*SET PROBLEM*
Which lines in the records below contain the word "Elbistan"? Copy each one out.

Entries from a dataset:
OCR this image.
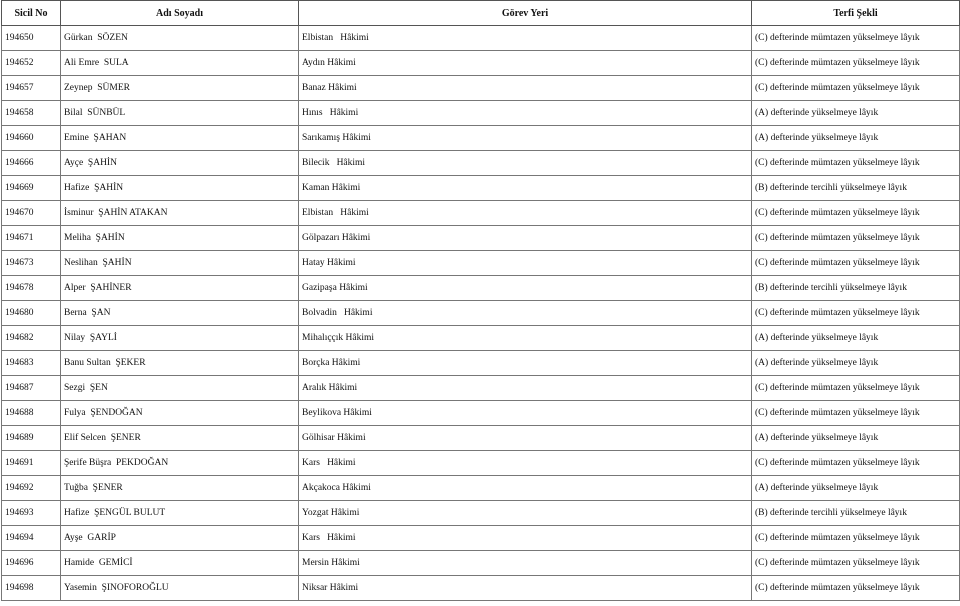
Sicil No	Adı Soyadı	Görev Yeri	Terfi Şekli
194650	Gürkan  SÖZEN	Elbistan   Hâkimi	(C) defterinde mümtazen yükselmeye lâyık
194652	Ali Emre  SULA	Aydın Hâkimi	(C) defterinde mümtazen yükselmeye lâyık
194657	Zeynep  SÜMER	Banaz Hâkimi	(C) defterinde mümtazen yükselmeye lâyık
194658	Bilal  SÜNBÜL	Hınıs   Hâkimi	(A) defterinde yükselmeye lâyık
194660	Emine  ŞAHAN	Sarıkamış Hâkimi	(A) defterinde yükselmeye lâyık
194666	Ayçe  ŞAHİN	Bilecik   Hâkimi	(C) defterinde mümtazen yükselmeye lâyık
194669	Hafize  ŞAHİN	Kaman Hâkimi	(B) defterinde tercihli yükselmeye lâyık
194670	İsminur  ŞAHİN ATAKAN	Elbistan   Hâkimi	(C) defterinde mümtazen yükselmeye lâyık
194671	Meliha  ŞAHİN	Gölpazarı Hâkimi	(C) defterinde mümtazen yükselmeye lâyık
194673	Neslihan  ŞAHİN	Hatay Hâkimi	(C) defterinde mümtazen yükselmeye lâyık
194678	Alper  ŞAHİNER	Gazipaşa Hâkimi	(B) defterinde tercihli yükselmeye lâyık
194680	Berna  ŞAN	Bolvadin   Hâkimi	(C) defterinde mümtazen yükselmeye lâyık
194682	Nilay  ŞAYLİ	Mihalıççık Hâkimi	(A) defterinde yükselmeye lâyık
194683	Banu Sultan  ŞEKER	Borçka Hâkimi	(A) defterinde yükselmeye lâyık
194687	Sezgi  ŞEN	Aralık Hâkimi	(C) defterinde mümtazen yükselmeye lâyık
194688	Fulya  ŞENDOĞAN	Beylikova Hâkimi	(C) defterinde mümtazen yükselmeye lâyık
194689	Elif Selcen  ŞENER	Gölhisar Hâkimi	(A) defterinde yükselmeye lâyık
194691	Şerife Büşra  PEKDOĞAN	Kars   Hâkimi	(C) defterinde mümtazen yükselmeye lâyık
194692	Tuğba  ŞENER	Akçakoca Hâkimi	(A) defterinde yükselmeye lâyık
194693	Hafize  ŞENGÜL BULUT	Yozgat Hâkimi	(B) defterinde tercihli yükselmeye lâyık
194694	Ayşe  GARİP	Kars   Hâkimi	(C) defterinde mümtazen yükselmeye lâyık
194696	Hamide  GEMİCİ	Mersin Hâkimi	(C) defterinde mümtazen yükselmeye lâyık
194698	Yasemin  ŞINOFOROĞLU	Niksar Hâkimi	(C) defterinde mümtazen yükselmeye lâyık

*EXERCISE SOLUTION*
194650	Gürkan  SÖZEN	Elbistan   Hâkimi	(C) defterinde mümtazen yükselmeye lâyık
194670	İsminur  ŞAHİN ATAKAN	Elbistan   Hâkimi	(C) defterinde mümtazen yükselmeye lâyık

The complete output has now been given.